Return all of the entries exactly as written.

start Input for this task

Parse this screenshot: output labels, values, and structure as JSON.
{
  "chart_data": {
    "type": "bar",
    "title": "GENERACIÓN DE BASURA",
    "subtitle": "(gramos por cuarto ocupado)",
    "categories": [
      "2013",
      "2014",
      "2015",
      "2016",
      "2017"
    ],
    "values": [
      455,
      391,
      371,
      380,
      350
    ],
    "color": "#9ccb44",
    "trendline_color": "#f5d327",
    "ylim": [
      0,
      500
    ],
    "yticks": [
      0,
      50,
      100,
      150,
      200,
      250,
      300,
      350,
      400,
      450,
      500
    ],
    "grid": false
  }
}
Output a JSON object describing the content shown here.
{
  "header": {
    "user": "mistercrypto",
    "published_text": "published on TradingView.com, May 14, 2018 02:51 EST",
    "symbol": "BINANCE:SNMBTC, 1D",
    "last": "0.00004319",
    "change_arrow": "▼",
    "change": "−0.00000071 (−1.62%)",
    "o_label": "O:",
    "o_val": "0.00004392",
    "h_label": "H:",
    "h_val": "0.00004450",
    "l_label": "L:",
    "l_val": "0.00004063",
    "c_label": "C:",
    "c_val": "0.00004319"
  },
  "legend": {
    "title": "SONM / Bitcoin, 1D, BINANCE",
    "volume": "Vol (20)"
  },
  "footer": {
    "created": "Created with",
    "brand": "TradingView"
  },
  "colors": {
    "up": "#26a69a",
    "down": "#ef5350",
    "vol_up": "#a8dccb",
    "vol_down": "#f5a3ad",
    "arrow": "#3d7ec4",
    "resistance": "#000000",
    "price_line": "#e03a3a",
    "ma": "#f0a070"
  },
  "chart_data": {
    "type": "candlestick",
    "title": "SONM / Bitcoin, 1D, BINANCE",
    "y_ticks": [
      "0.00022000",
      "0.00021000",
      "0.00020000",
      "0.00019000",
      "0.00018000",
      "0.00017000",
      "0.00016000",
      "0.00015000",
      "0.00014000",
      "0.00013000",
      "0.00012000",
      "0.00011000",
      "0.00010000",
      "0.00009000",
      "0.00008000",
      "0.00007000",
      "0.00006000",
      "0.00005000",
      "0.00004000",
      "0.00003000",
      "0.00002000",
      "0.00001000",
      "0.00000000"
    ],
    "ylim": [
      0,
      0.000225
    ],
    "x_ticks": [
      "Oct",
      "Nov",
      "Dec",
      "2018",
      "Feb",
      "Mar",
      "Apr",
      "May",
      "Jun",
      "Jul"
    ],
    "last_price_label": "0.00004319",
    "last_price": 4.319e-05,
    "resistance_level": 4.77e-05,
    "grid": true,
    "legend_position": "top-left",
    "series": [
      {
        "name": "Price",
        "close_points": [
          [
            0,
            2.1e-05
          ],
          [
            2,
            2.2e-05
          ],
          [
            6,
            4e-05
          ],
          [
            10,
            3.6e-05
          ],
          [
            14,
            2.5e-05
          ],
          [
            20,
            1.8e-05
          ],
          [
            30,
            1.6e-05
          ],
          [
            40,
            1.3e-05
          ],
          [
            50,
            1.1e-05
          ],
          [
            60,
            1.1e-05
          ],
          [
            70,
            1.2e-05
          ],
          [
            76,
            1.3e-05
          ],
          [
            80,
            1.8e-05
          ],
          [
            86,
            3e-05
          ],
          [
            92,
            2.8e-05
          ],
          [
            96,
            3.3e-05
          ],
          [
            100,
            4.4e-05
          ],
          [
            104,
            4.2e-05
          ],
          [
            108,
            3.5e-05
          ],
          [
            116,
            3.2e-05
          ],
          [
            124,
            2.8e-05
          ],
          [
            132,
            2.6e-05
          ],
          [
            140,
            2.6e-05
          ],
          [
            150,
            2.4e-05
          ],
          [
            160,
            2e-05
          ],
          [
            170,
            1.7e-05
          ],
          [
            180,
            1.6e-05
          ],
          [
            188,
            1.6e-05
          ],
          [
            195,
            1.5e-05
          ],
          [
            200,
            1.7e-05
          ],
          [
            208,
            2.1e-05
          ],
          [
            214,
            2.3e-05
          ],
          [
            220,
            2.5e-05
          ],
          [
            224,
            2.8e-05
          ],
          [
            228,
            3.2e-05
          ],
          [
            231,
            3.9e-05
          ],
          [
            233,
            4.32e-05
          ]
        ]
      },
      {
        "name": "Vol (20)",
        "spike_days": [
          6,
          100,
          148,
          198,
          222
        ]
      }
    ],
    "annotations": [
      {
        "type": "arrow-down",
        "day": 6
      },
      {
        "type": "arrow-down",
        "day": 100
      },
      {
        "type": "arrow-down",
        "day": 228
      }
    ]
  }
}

end Input for this task

## The solution
Parse this screenshot: output labels, values, and structure as JSON.
{
  "chart_data": {
    "type": "bar",
    "title": "GENERACIÓN DE BASURA",
    "subtitle": "(gramos por cuarto ocupado)",
    "categories": [
      "2013",
      "2014",
      "2015",
      "2016",
      "2017"
    ],
    "values": [
      455,
      391,
      371,
      380,
      350
    ],
    "color": "#9ccb44",
    "trendline_color": "#f5d327",
    "ylim": [
      0,
      500
    ],
    "yticks": [
      0,
      50,
      100,
      150,
      200,
      250,
      300,
      350,
      400,
      450,
      500
    ],
    "grid": false
  }
}
Output a JSON object describing the content shown here.
{
  "header": {
    "user": "mistercrypto",
    "published_text": "published on TradingView.com, May 14, 2018 02:51 EST",
    "symbol": "BINANCE:SNMBTC, 1D",
    "last": "0.00004319",
    "change_arrow": "▼",
    "change": "−0.00000071 (−1.62%)",
    "o_label": "O:",
    "o_val": "0.00004392",
    "h_label": "H:",
    "h_val": "0.00004450",
    "l_label": "L:",
    "l_val": "0.00004063",
    "c_label": "C:",
    "c_val": "0.00004319"
  },
  "legend": {
    "title": "SONM / Bitcoin, 1D, BINANCE",
    "volume": "Vol (20)"
  },
  "footer": {
    "created": "Created with",
    "brand": "TradingView"
  },
  "colors": {
    "up": "#26a69a",
    "down": "#ef5350",
    "vol_up": "#a8dccb",
    "vol_down": "#f5a3ad",
    "arrow": "#3d7ec4",
    "resistance": "#000000",
    "price_line": "#e03a3a",
    "ma": "#f0a070"
  },
  "chart_data": {
    "type": "candlestick",
    "title": "SONM / Bitcoin, 1D, BINANCE",
    "y_ticks": [
      "0.00022000",
      "0.00021000",
      "0.00020000",
      "0.00019000",
      "0.00018000",
      "0.00017000",
      "0.00016000",
      "0.00015000",
      "0.00014000",
      "0.00013000",
      "0.00012000",
      "0.00011000",
      "0.00010000",
      "0.00009000",
      "0.00008000",
      "0.00007000",
      "0.00006000",
      "0.00005000",
      "0.00004000",
      "0.00003000",
      "0.00002000",
      "0.00001000",
      "0.00000000"
    ],
    "ylim": [
      0,
      0.000225
    ],
    "x_ticks": [
      "Oct",
      "Nov",
      "Dec",
      "2018",
      "Feb",
      "Mar",
      "Apr",
      "May",
      "Jun",
      "Jul"
    ],
    "last_price_label": "0.00004319",
    "last_price": 4.319e-05,
    "resistance_level": 4.77e-05,
    "grid": true,
    "legend_position": "top-left",
    "series": [
      {
        "name": "Price",
        "close_points": [
          [
            0,
            2.1e-05
          ],
          [
            2,
            2.2e-05
          ],
          [
            6,
            4e-05
          ],
          [
            10,
            3.6e-05
          ],
          [
            14,
            2.5e-05
          ],
          [
            20,
            1.8e-05
          ],
          [
            30,
            1.6e-05
          ],
          [
            40,
            1.3e-05
          ],
          [
            50,
            1.1e-05
          ],
          [
            60,
            1.1e-05
          ],
          [
            70,
            1.2e-05
          ],
          [
            76,
            1.3e-05
          ],
          [
            80,
            1.8e-05
          ],
          [
            86,
            3e-05
          ],
          [
            92,
            2.8e-05
          ],
          [
            96,
            3.3e-05
          ],
          [
            100,
            4.4e-05
          ],
          [
            104,
            4.2e-05
          ],
          [
            108,
            3.5e-05
          ],
          [
            116,
            3.2e-05
          ],
          [
            124,
            2.8e-05
          ],
          [
            132,
            2.6e-05
          ],
          [
            140,
            2.6e-05
          ],
          [
            150,
            2.4e-05
          ],
          [
            160,
            2e-05
          ],
          [
            170,
            1.7e-05
          ],
          [
            180,
            1.6e-05
          ],
          [
            188,
            1.6e-05
          ],
          [
            195,
            1.5e-05
          ],
          [
            200,
            1.7e-05
          ],
          [
            208,
            2.1e-05
          ],
          [
            214,
            2.3e-05
          ],
          [
            220,
            2.5e-05
          ],
          [
            224,
            2.8e-05
          ],
          [
            228,
            3.2e-05
          ],
          [
            231,
            3.9e-05
          ],
          [
            233,
            4.32e-05
          ]
        ]
      },
      {
        "name": "Vol (20)",
        "spike_days": [
          6,
          100,
          148,
          198,
          222
        ]
      }
    ],
    "annotations": [
      {
        "type": "arrow-down",
        "day": 6
      },
      {
        "type": "arrow-down",
        "day": 100
      },
      {
        "type": "arrow-down",
        "day": 228
      }
    ]
  }
}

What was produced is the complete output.